begin

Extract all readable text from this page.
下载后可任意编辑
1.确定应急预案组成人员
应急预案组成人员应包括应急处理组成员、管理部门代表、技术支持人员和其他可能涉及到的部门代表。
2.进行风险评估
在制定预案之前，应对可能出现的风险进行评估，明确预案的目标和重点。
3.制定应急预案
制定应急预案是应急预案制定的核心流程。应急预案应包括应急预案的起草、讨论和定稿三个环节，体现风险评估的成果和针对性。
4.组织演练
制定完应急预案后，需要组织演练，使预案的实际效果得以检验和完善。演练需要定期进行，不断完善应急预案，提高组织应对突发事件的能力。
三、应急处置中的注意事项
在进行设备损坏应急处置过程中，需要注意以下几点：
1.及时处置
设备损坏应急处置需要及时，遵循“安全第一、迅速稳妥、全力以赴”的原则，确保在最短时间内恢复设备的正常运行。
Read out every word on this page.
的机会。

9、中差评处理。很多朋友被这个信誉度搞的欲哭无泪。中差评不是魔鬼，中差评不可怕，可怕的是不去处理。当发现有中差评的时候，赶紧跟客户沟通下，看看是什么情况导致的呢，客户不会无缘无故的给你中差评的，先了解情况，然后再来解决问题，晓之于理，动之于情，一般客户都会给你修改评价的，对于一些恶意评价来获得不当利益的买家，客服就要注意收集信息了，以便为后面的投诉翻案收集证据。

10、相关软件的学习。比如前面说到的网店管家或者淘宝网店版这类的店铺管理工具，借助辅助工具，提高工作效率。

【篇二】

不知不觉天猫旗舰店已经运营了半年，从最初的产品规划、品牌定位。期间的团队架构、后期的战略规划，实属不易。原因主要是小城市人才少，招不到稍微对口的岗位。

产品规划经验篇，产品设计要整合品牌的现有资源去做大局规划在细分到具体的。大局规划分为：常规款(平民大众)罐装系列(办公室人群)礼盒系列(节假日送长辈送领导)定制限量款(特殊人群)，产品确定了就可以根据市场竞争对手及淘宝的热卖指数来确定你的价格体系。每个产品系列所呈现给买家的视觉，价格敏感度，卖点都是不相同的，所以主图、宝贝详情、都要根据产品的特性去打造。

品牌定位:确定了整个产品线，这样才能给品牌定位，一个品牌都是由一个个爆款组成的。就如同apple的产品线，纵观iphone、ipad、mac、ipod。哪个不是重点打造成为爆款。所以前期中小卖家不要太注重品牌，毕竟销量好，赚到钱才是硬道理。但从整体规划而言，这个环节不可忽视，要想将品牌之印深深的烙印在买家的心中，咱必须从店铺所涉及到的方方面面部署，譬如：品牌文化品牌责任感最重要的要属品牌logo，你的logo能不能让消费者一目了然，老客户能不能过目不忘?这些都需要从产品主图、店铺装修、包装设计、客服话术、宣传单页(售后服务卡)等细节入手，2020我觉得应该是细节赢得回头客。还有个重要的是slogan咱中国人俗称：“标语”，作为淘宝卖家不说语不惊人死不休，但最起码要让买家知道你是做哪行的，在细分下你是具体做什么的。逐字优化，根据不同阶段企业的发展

end

Gather up every line in the data above that contains the word "this", copying each one.

Extract all readable text from this page.
Read out every word on this page.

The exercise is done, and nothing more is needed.